1920: To assist Wimsey's recovery, Bunter found a modern flat in Piccadilly, the heart of fashionable London. The Dowager Duchess later tells Harriet that Bunter knew the recovery was under way when Wimsey "demanded" a sausage at breakfast (Busman's Honeymoon). As well as having a "small apartment" for photography and chemistry (Strong Poison) Bunter is paid £200 per year, a very good salary considering he has free board and lodging. When Wimsey later takes a job in an advertising agency (Murder Must Advertise) his starting salary is also £200 per annum.

1921: Master and man become involved in their first investigation, which concerned the Attenbury Jewels. This case is mentioned several times, but never discussed or described until The Attenbury Emeralds.

1921: The Vindictive story of the Footsteps that Ran (In Lord Peter views the Body, short stories published 1928).) Bunter assists a doctor friend of Wimsey with his photographic skills, then helps to solve the murder. The doctor invites Bunter to join them at lunch; Bunter refuses. "Bunter likes me to know my place. Terrorisin' sort of man, Bunter", says Lord Peter.

1922/3: The first major investigation is recorded in Whose Body? (published 1923).  Although playing a strong supporting part in the case, Bunter is also allowed to be a domestic tyrant:
'"Not in those trousers, my lord," said Mr Bunter, blocking the way to the door with deferential firmness.'
 
However, in this case the real relationship between Wimsey and Bunter is made clear, as are Bunter's sterling qualities as a servant and as an investigator. His superior standing with other servants is also displayed.

1922/3 (November): Clouds of Witness (published 1926). As Lord Peter is 33, the action takes place in 1922, possibly 1923. Bunter is on holiday with his master and has sacrificed his "civilized habits" to allow Wimsey to go unwashed and unshaven, and had photographed scenery instead of fingerprints. On their return Lord Peter would casually refer to Bunter having had "a regular affair with an inn-keeper's daughter" and remark "He's an awfully susceptible old beggar. You'd never think it, would you?". It is Bunter who sees the newspaper items referring to the Duke's arrest, and they return by air (booked by Bunter) to Yorkshire. He has useful conversations with the maid, and a young lady at an inn. Wimsey strays into a bog, and Bunter saves his life. Bunter attends the trial of the Duke in Westminster Hall, and produces the ducal garb when the Duke is acquitted.

c. 1923: The Abominable History of the Man with Copper Fingers (In Lord Peter Views the Body – short stories published 1928). Set in America where Bunter works in the background, undertaking necessary support work.

..............................

THE PROBLEM -
In the chronology of Bunter and Wimsey, what annual salary is Bunter paid? The records that follow have no connection to the chronology above.

Page element annotations -
..............................

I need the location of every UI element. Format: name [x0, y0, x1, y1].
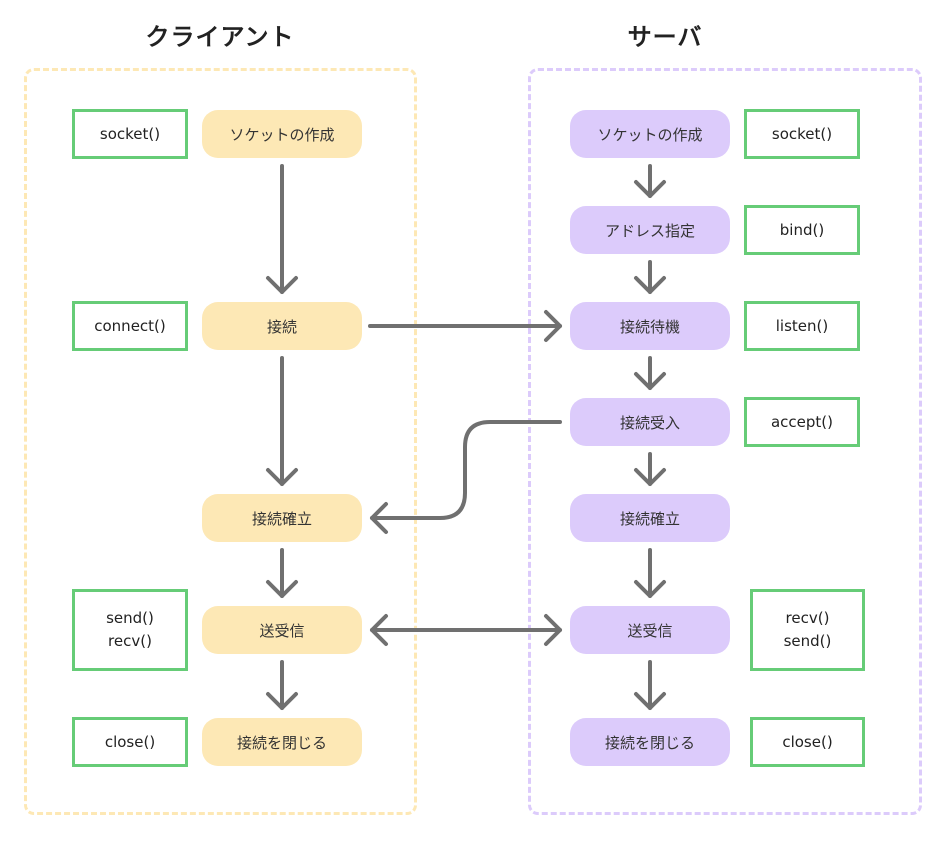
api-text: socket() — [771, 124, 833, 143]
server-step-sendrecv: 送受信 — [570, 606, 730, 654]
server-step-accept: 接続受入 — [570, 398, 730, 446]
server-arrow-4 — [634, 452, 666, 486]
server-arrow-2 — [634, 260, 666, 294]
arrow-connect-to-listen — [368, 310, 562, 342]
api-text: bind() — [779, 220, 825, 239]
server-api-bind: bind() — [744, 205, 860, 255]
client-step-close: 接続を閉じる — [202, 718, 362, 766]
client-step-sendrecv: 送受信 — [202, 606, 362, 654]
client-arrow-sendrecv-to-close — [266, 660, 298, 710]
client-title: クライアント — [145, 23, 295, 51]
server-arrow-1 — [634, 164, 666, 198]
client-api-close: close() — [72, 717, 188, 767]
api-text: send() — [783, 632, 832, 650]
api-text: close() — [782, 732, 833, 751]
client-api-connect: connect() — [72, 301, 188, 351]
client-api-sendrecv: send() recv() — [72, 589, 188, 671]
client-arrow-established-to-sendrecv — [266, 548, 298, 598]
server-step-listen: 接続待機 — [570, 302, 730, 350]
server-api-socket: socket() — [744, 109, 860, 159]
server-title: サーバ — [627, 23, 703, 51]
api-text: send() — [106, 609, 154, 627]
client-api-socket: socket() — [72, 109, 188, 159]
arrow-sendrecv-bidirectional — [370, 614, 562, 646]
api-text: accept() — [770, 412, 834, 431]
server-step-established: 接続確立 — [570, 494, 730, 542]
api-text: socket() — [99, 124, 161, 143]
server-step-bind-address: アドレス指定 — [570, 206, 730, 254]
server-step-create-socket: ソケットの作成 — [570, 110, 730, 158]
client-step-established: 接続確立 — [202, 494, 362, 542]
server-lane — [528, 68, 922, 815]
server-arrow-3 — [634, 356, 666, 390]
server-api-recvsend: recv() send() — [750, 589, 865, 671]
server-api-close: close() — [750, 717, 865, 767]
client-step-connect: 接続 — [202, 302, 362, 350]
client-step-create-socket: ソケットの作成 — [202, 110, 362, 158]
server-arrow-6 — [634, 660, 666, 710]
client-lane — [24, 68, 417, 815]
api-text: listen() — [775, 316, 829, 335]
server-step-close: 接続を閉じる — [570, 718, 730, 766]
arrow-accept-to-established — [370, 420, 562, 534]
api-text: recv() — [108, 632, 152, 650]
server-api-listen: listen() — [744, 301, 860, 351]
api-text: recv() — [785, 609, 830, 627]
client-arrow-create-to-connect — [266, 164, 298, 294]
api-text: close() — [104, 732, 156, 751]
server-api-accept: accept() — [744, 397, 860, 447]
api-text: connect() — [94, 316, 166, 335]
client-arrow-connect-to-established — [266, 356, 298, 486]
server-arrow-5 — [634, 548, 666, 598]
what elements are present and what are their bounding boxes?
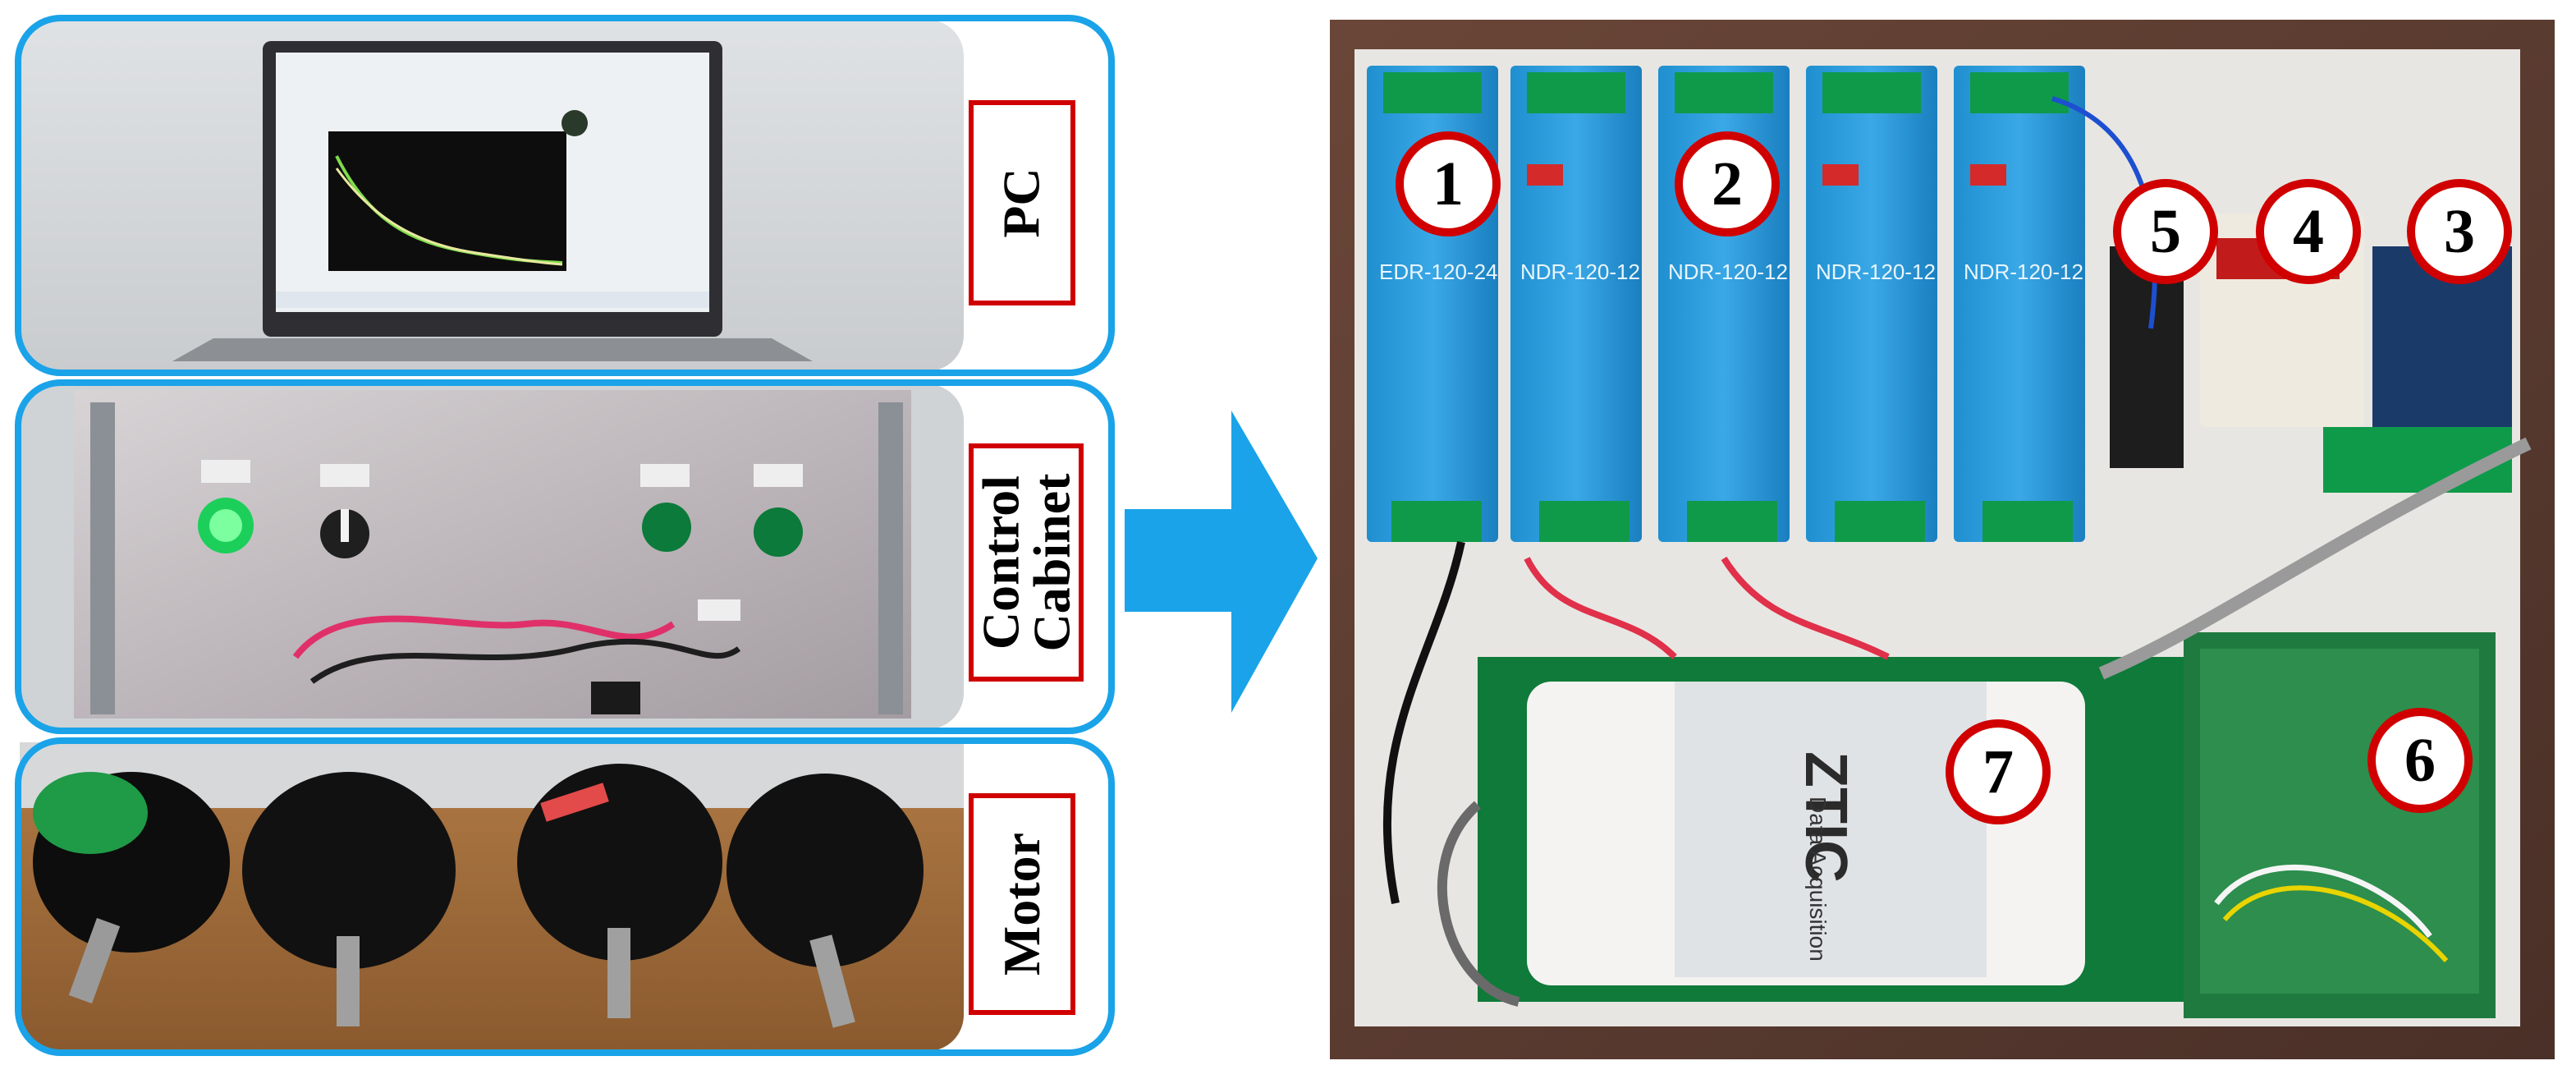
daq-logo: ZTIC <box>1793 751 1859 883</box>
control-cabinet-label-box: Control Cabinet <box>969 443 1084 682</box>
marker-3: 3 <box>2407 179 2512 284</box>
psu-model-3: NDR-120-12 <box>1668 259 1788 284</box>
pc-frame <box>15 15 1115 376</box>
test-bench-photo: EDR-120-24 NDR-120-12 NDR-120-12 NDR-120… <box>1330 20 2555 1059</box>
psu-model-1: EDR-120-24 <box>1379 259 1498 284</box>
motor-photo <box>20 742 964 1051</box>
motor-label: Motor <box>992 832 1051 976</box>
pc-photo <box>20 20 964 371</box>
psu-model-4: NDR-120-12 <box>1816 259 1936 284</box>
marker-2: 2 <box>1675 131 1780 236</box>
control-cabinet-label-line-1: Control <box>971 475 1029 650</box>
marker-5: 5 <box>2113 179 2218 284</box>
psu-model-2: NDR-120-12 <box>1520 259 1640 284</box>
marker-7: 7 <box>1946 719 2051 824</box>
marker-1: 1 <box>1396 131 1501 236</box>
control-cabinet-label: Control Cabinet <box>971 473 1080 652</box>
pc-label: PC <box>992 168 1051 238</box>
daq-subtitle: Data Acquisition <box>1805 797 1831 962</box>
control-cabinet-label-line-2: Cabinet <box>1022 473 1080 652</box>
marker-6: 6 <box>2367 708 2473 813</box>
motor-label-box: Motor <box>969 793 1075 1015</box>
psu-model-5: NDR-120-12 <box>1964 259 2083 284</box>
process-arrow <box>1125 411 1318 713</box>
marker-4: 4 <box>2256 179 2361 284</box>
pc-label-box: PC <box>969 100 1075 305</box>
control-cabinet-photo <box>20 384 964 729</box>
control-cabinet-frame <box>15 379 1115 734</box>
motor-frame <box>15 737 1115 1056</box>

..............................

PROBLEM SOLUTION -
£200 per year.